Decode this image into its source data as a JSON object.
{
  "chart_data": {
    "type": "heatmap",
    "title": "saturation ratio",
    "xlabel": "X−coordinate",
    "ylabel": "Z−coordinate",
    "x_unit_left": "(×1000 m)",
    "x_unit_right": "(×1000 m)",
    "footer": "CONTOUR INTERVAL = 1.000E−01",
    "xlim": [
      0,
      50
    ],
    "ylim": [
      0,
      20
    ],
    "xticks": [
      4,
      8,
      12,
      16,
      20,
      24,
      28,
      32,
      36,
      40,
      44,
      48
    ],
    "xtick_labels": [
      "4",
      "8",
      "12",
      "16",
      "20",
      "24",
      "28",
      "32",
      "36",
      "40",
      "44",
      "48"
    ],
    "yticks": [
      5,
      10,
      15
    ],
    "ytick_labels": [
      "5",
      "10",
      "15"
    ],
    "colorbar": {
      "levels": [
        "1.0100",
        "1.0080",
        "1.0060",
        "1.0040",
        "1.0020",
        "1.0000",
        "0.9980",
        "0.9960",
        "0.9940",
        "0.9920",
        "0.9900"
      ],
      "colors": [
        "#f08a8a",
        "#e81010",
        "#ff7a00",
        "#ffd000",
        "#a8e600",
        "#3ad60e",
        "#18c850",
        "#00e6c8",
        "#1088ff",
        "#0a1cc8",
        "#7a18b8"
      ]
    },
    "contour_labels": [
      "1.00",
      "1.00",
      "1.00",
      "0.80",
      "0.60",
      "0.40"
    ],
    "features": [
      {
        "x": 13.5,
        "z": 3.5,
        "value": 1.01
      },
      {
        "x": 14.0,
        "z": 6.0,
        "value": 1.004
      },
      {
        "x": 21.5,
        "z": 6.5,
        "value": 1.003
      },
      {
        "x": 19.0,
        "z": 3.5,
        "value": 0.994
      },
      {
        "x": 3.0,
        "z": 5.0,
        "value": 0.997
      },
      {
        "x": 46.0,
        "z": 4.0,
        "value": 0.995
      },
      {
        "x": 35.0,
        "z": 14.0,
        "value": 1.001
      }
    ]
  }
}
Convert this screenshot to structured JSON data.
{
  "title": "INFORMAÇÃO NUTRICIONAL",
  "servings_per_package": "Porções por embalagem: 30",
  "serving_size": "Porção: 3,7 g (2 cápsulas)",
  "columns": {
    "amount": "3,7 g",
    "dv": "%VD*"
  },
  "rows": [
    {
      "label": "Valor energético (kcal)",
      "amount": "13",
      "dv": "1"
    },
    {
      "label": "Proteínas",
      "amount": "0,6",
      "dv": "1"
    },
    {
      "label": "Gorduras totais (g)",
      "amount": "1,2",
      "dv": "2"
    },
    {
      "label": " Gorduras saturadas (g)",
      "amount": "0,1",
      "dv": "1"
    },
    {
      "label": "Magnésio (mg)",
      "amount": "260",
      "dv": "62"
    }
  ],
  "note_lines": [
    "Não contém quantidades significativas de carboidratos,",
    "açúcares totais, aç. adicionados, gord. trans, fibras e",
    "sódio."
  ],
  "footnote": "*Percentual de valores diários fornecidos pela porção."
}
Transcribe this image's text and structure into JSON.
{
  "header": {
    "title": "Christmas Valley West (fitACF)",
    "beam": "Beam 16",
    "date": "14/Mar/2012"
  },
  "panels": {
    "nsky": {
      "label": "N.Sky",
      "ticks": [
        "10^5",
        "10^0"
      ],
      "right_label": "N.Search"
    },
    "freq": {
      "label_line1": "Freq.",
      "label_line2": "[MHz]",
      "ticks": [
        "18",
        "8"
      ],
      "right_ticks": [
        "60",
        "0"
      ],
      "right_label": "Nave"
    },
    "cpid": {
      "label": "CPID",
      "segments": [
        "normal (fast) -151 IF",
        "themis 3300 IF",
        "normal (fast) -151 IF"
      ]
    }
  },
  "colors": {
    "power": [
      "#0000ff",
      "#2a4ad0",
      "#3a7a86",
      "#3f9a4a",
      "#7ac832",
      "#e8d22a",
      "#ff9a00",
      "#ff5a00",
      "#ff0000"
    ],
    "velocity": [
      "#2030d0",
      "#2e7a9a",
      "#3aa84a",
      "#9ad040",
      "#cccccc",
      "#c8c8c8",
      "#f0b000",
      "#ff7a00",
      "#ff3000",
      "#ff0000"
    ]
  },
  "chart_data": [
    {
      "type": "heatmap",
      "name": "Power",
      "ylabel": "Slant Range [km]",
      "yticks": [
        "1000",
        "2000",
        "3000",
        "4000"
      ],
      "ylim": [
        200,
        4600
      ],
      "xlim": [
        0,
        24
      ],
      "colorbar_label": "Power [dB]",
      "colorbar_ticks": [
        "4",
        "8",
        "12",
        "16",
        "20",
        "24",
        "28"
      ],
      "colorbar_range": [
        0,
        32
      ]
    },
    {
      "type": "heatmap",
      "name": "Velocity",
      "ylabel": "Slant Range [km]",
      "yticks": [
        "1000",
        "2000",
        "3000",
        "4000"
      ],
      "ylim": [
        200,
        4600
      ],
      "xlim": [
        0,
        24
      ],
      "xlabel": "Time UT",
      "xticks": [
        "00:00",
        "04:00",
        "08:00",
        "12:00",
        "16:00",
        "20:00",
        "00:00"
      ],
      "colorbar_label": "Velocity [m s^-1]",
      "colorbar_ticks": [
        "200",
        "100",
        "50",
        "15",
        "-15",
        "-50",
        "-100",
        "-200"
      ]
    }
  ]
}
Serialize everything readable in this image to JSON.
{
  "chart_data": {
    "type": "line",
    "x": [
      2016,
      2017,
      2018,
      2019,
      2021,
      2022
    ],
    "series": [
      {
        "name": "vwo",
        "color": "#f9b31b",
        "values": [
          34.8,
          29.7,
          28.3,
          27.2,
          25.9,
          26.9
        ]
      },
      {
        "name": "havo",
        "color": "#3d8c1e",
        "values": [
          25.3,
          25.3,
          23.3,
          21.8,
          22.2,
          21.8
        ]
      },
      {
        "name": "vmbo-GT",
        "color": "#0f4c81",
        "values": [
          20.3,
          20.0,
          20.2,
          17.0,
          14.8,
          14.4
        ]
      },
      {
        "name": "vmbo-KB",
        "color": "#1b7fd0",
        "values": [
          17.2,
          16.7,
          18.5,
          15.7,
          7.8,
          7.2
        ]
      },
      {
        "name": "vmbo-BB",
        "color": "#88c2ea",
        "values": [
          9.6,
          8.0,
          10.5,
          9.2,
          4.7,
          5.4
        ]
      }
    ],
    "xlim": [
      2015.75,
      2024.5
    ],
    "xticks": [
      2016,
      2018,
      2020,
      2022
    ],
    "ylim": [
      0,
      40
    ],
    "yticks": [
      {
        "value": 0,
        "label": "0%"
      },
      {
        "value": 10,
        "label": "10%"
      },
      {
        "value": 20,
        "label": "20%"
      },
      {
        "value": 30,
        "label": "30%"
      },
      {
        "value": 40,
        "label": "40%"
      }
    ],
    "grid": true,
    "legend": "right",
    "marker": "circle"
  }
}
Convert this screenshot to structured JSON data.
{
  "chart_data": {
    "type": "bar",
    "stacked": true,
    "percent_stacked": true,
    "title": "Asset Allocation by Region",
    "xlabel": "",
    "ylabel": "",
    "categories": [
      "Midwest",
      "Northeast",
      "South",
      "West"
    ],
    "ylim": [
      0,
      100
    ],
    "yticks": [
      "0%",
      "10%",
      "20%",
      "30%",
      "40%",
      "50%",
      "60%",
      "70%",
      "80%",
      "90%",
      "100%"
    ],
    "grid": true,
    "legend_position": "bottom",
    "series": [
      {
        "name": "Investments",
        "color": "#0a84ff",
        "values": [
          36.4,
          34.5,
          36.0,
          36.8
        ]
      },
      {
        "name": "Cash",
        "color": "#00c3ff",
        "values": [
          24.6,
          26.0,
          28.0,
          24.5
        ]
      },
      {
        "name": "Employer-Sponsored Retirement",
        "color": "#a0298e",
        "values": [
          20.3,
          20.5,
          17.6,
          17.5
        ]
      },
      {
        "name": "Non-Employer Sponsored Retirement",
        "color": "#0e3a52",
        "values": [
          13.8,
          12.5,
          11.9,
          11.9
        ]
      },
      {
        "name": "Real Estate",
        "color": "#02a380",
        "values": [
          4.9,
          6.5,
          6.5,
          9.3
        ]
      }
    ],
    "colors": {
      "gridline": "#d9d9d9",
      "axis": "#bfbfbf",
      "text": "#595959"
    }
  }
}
_____
### Exercise goal
Only a number is wanted: how many lines of the material above hold "Sponsored"?

### Reply
2